Бой кончился около полудня; день был жаркий, журчали ручьи от тающего снега и голубели подснежники.
К вечеру весь отряд, хоронивший убитых в братских могилах, узнал, что получена телеграмма о перемирии, состоявшемся накануне в Сан-Стефано. Приди она вовремя — боя бы не было, не погибли бы полторы тысячи храбрецов, а у турок много больше. Были бы целы два любимых генерала Шелеметев и Шаликов, был бы цел мой молодой друг, товарищ по юнкерскому училищу подпоручик Николин: он погиб благодаря своему росту в самом начале наступления, пуля попала ему в лоб. Едва не попал в плен штабс-капитан Ленкоранского полка Линевич,[6] слишком зарвавшийся вперед, но его отбили у турок наши охотники.
Но все было забыто: отряд ликовал — война кончена.
Заключили мир, войска уводили в глубь России, но только третьего сентября 1878 года я получил отставку, так как был в «охотниках», и нас держали под ружьем, потому что башибузуки наводняли горы и приходилось воевать с ними в одиночку в горных лесных трущобах, ползая по скалам, вися над пропастями. Мне это занятие было интереснее, чем сама война. Охота за башибузуками была увлекательна и напоминала рассказы Майн-Рида или Фенимора Купера. Вот это была война, полная приключений, для нас более настоящая война, чем минувшая. Ходили маленькими отрядами по 5 человек, стычки с башибузуками были чуть не ежедневно. А по взглядам начальства это была какая-то полувойна. Это наши удальцы с огорчением узнали только тогда, когда нам за действительно боевые отличия прислали на пластунскую команду вместо георгиевских крестов серебряные медали на георгиевских лентах с надписью «За храбрость», с портретом государя, на что особенно обиделся наш удалой джигит Инал Асланов, седой горец, магометанин, с начала войны лихо дравшийся с турками.
※ ※ ※
УСЛОВИЯ ЗАДАНИЙ:
a: Измените фрагмент текста для чтения от слов «Бой кончился около» до слов «турок наши охотники.» включительно: замените «подснежники» на «фиалки».
b: Какого числа, согласно тексту для чтения, автор воспоминаний получил отставку?
※ ※ ※
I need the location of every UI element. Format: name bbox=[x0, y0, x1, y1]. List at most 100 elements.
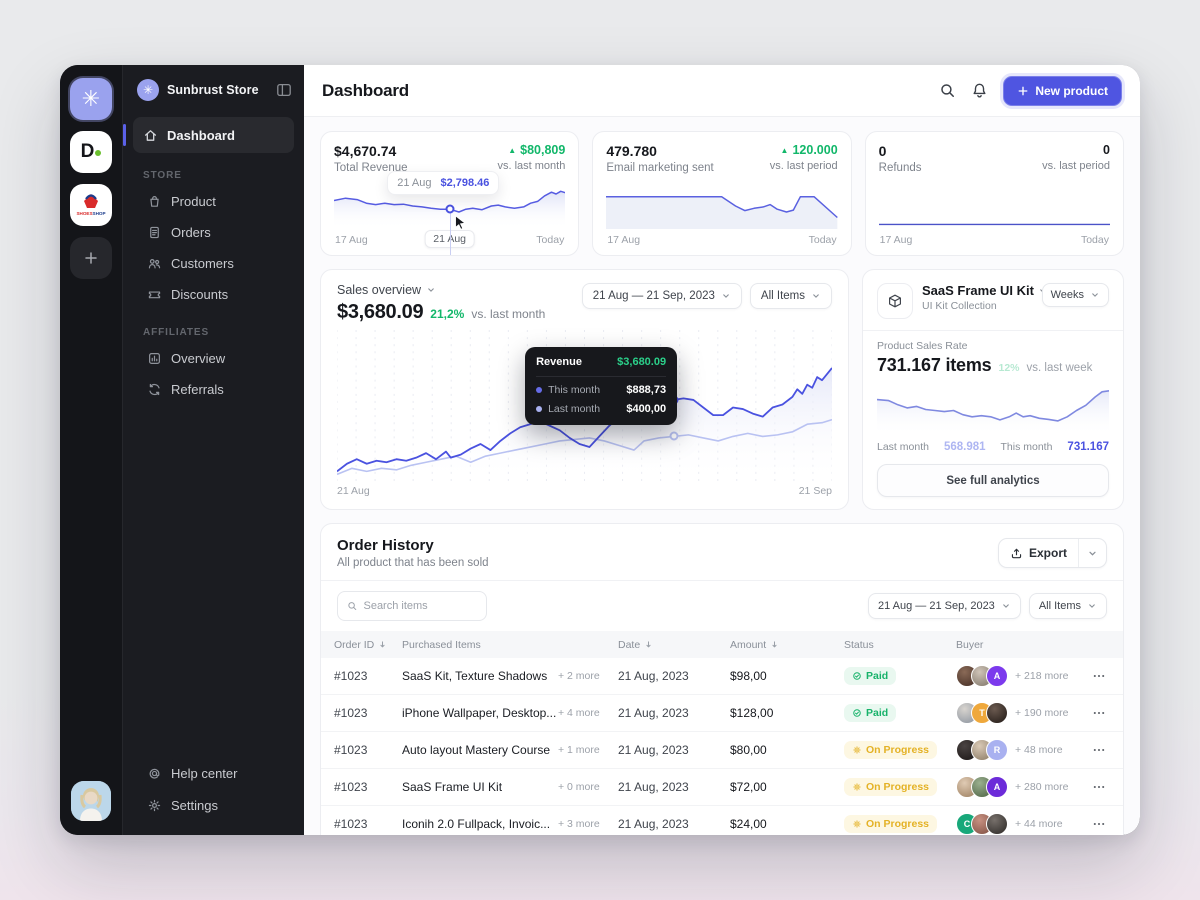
status-badge: Paid bbox=[844, 703, 897, 722]
this-month-dot-icon bbox=[536, 387, 543, 393]
column-header-order-id[interactable]: Order ID bbox=[334, 639, 402, 651]
sidebar-item-referrals[interactable]: Referrals bbox=[133, 374, 294, 405]
table-row[interactable]: #1023 Auto layout Mastery Course + 1 more… bbox=[321, 732, 1123, 769]
this-month-value: 731.167 bbox=[1067, 441, 1109, 453]
metric-badge: 12% bbox=[998, 362, 1020, 374]
hover-guideline bbox=[449, 211, 451, 255]
file-icon bbox=[147, 225, 162, 240]
row-menu-button[interactable] bbox=[1088, 813, 1110, 835]
order-id-cell: #1023 bbox=[334, 669, 368, 683]
stat-compare: vs. last period bbox=[769, 160, 838, 172]
sidebar-item-product[interactable]: Product bbox=[133, 186, 294, 217]
sidebar-item-help-center[interactable]: Help center bbox=[133, 758, 294, 789]
see-full-analytics-button[interactable]: See full analytics bbox=[877, 464, 1109, 497]
workspace-d-store-button[interactable]: D bbox=[70, 131, 112, 173]
notifications-icon[interactable] bbox=[971, 82, 988, 99]
stat-value: $4,670.74 bbox=[334, 143, 397, 159]
workspace-sunbrust-button[interactable]: ✳ bbox=[70, 78, 112, 120]
chevron-down-icon bbox=[1001, 601, 1011, 611]
table-row[interactable]: #1023 Iconih 2.0 Fullpack, Invoic... + 3 … bbox=[321, 806, 1123, 835]
items-filter[interactable]: All Items bbox=[749, 283, 832, 309]
stat-label: Email marketing sent bbox=[606, 162, 714, 174]
row-menu-button[interactable] bbox=[1088, 665, 1110, 687]
search-items-input[interactable] bbox=[363, 600, 477, 612]
nav-section-label: AFFILIATES bbox=[143, 327, 210, 338]
buyer-avatar: A bbox=[986, 665, 1008, 687]
amount-cell: $98,00 bbox=[730, 669, 767, 683]
gear-icon bbox=[147, 798, 162, 813]
sidebar-item-discounts[interactable]: Discounts bbox=[133, 279, 294, 310]
add-workspace-button[interactable] bbox=[70, 237, 112, 279]
date-range-filter[interactable]: 21 Aug — 21 Sep, 2023 bbox=[581, 283, 742, 309]
product-analytics-card: SaaS Frame UI Kit UI Kit Collection Week… bbox=[862, 269, 1124, 510]
progress-icon bbox=[852, 819, 862, 829]
order-id-cell: #1023 bbox=[334, 780, 368, 794]
collapse-sidebar-icon[interactable] bbox=[276, 82, 292, 98]
sales-overview-dropdown[interactable]: Sales overview bbox=[337, 283, 545, 297]
row-menu-button[interactable] bbox=[1088, 702, 1110, 724]
app-window: ✳ D SHOESSHOP ✳ Sunbrust Sto bbox=[60, 65, 1140, 835]
workspace-shoes-shop-button[interactable]: SHOESSHOP bbox=[70, 184, 112, 226]
axis-end-label: Today bbox=[808, 234, 837, 246]
stat-card-total-revenue: $4,670.74 Total Revenue ▲ $80,809 vs. las… bbox=[320, 131, 580, 256]
stat-compare: vs. last period bbox=[1042, 160, 1110, 172]
table-row[interactable]: #1023 SaaS Frame UI Kit + 0 more 21 Aug, … bbox=[321, 769, 1123, 806]
sidebar-item-dashboard[interactable]: Dashboard bbox=[123, 117, 294, 153]
column-header-date[interactable]: Date bbox=[618, 639, 730, 651]
sidebar-item-overview[interactable]: Overview bbox=[133, 343, 294, 374]
delta-up-icon: ▲ bbox=[780, 145, 789, 155]
export-button[interactable]: Export bbox=[999, 539, 1078, 567]
avatar-image bbox=[71, 781, 111, 821]
orders-items-filter[interactable]: All Items bbox=[1028, 593, 1107, 619]
status-cell: On Progress bbox=[844, 777, 956, 797]
mouse-cursor-icon bbox=[454, 214, 467, 230]
date-cell: 21 Aug, 2023 bbox=[618, 817, 689, 831]
search-icon[interactable] bbox=[939, 82, 956, 99]
cube-icon bbox=[877, 283, 913, 319]
order-history-subtitle: All product that has been sold bbox=[337, 557, 489, 569]
at-icon bbox=[147, 766, 162, 781]
row-menu-button[interactable] bbox=[1088, 776, 1110, 798]
row-menu-button[interactable] bbox=[1088, 739, 1110, 761]
order-id-cell: #1023 bbox=[334, 817, 368, 831]
workspace-rail: ✳ D SHOESSHOP bbox=[60, 65, 122, 835]
stat-label: Total Revenue bbox=[334, 162, 408, 174]
buyer-cell: R + 48 more bbox=[956, 739, 1076, 761]
period-filter[interactable]: Weeks bbox=[1041, 283, 1109, 307]
stat-value: 479.780 bbox=[606, 143, 657, 159]
sales-overview-card: Sales overview $3,680.09 21,2% vs. last … bbox=[320, 269, 849, 510]
email-sparkline bbox=[606, 183, 838, 229]
table-row[interactable]: #1023 iPhone Wallpaper, Desktop... + 4 mo… bbox=[321, 695, 1123, 732]
user-avatar[interactable] bbox=[71, 781, 111, 821]
order-id-cell: #1023 bbox=[334, 706, 368, 720]
new-product-button[interactable]: New product bbox=[1003, 75, 1122, 106]
stat-label: Refunds bbox=[878, 162, 922, 174]
buyer-avatar: A bbox=[986, 776, 1008, 798]
order-id-cell: #1023 bbox=[334, 743, 368, 757]
data-point-marker bbox=[445, 204, 455, 214]
stat-card-refunds: 0 Refunds 0 vs. last period bbox=[864, 131, 1124, 256]
sidebar-item-settings[interactable]: Settings bbox=[133, 790, 294, 821]
metric-label: Product Sales Rate bbox=[877, 340, 968, 352]
amount-cell: $80,00 bbox=[730, 743, 767, 757]
sidebar-item-customers[interactable]: Customers bbox=[133, 248, 294, 279]
status-cell: On Progress bbox=[844, 814, 956, 834]
orders-date-filter[interactable]: 21 Aug — 21 Sep, 2023 bbox=[867, 593, 1021, 619]
column-header-amount[interactable]: Amount bbox=[730, 639, 844, 651]
buyer-avatar bbox=[986, 702, 1008, 724]
sidebar-footer: Help center Settings bbox=[133, 758, 294, 821]
revenue-sparkline: 21 Aug $2,798.46 bbox=[334, 171, 566, 255]
buyer-cell: C + 44 more bbox=[956, 813, 1076, 835]
export-options-button[interactable] bbox=[1079, 539, 1106, 567]
order-history-title: Order History bbox=[337, 537, 434, 554]
amount-cell: $128,00 bbox=[730, 706, 774, 720]
status-badge: On Progress bbox=[844, 777, 938, 796]
sidebar: ✳ Sunbrust Store Dashboard STORE Product… bbox=[122, 65, 304, 835]
axis-start-label: 17 Aug bbox=[879, 234, 913, 246]
table-row[interactable]: #1023 SaaS Kit, Texture Shadows + 2 more … bbox=[321, 658, 1123, 695]
footer-label: This month bbox=[1000, 441, 1053, 453]
product-selector[interactable]: SaaS Frame UI Kit bbox=[922, 283, 1046, 298]
sidebar-item-orders[interactable]: Orders bbox=[133, 217, 294, 248]
home-icon bbox=[143, 128, 158, 143]
buyer-cell: A + 280 more bbox=[956, 776, 1076, 798]
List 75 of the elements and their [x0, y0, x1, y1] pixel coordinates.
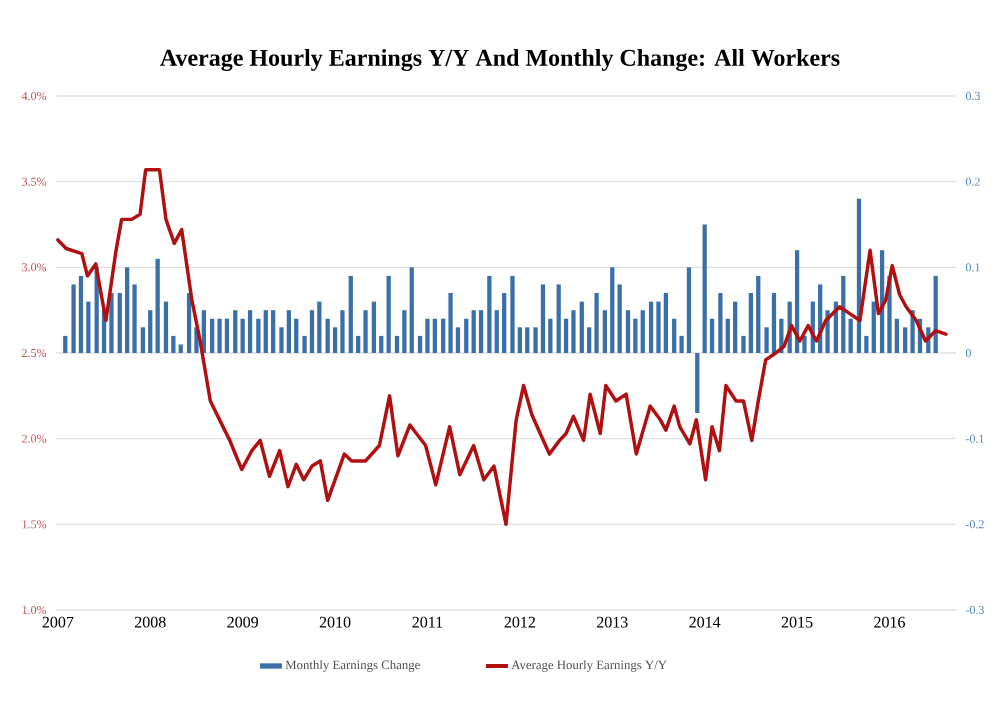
bar — [718, 293, 723, 354]
bar — [263, 310, 268, 354]
bar — [672, 318, 677, 354]
bar — [247, 310, 253, 354]
bar — [78, 275, 84, 354]
x-tick-label: 2016 — [874, 616, 906, 628]
x-tick-label: 2010 — [319, 616, 351, 628]
bar — [571, 310, 576, 354]
bar — [625, 310, 631, 354]
bar — [409, 267, 414, 354]
bar — [294, 318, 299, 354]
bar — [656, 301, 661, 354]
bar — [224, 318, 230, 354]
bar — [556, 284, 561, 354]
bar — [240, 318, 245, 354]
bar — [633, 318, 638, 354]
bar — [648, 301, 654, 354]
bar — [510, 275, 515, 354]
x-tick-label: 2012 — [504, 616, 535, 628]
bar — [210, 318, 215, 354]
bar — [163, 301, 169, 354]
bar — [155, 258, 160, 354]
bar — [402, 310, 407, 354]
bar — [579, 301, 584, 354]
bar — [233, 310, 238, 354]
bar — [471, 310, 476, 354]
bar — [594, 293, 599, 354]
bar — [386, 275, 391, 354]
bar — [702, 224, 707, 354]
bar — [478, 310, 484, 354]
bar — [640, 310, 645, 354]
bar — [432, 318, 437, 354]
bar — [525, 327, 530, 354]
bar — [610, 267, 615, 354]
bar — [686, 267, 692, 354]
bar — [178, 344, 183, 354]
bar — [502, 293, 507, 354]
bar — [71, 284, 76, 354]
bar — [325, 318, 330, 354]
line-series — [56, 167, 948, 527]
bar — [271, 310, 276, 354]
bar — [771, 293, 777, 354]
bar — [317, 301, 322, 354]
bar — [109, 293, 114, 354]
bar — [733, 301, 738, 354]
bar — [756, 275, 761, 354]
bar — [617, 284, 622, 354]
bar — [348, 275, 353, 354]
bar — [487, 275, 492, 354]
bar — [256, 318, 261, 354]
x-tick-label: 2015 — [781, 616, 813, 628]
bar — [871, 301, 876, 354]
bar — [371, 301, 377, 354]
bar — [63, 335, 68, 354]
x-tick-label: 2014 — [689, 616, 721, 628]
bar — [425, 318, 430, 354]
bar — [125, 267, 130, 354]
x-tick-label: 2009 — [227, 616, 259, 628]
bar — [663, 293, 668, 354]
bar — [464, 318, 469, 354]
bar — [309, 310, 315, 354]
x-tick-label: 2013 — [596, 616, 628, 628]
bar — [540, 284, 546, 354]
x-tick-label: 2011 — [412, 616, 443, 628]
chart-title: Average Hourly Earnings Y/Y And Monthly Change: All Workers — [160, 49, 840, 71]
bar — [695, 353, 700, 413]
bar — [340, 310, 345, 354]
bar — [363, 310, 368, 354]
bar — [286, 310, 291, 354]
bar — [448, 293, 453, 354]
x-tick-label: 2008 — [134, 616, 166, 628]
bar — [848, 318, 853, 354]
bar — [217, 318, 222, 354]
bar — [148, 310, 153, 354]
x-tick-label: 2007 — [42, 616, 74, 628]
※ ※ ※
ОТВЕТЫ К ЗАДАНИЯМ:
a:
Бой кончился около полудня; день был жаркий, журчали ручьи от тающего снега и голубели фиалки.
К вечеру весь отряд, хоронивший убитых в братских могилах, узнал, что получена телеграмма о перемирии, состоявшемся накануне в Сан-Стефано. Приди она вовремя — боя бы не было, не погибли бы полторы тысячи храбрецов, а у турок много больше. Были бы целы два любимых генерала Шелеметев и Шаликов, был бы цел мой молодой друг, товарищ по юнкерскому училищу подпоручик Николин: он погиб благодаря своему росту в самом начале наступления, пуля попала ему в лоб. Едва не попал в плен штабс-капитан Ленкоранского полка Линевич,[6] слишком зарвавшийся вперед, но его отбили у турок наши охотники.

b: Третьего сентября 1878 года.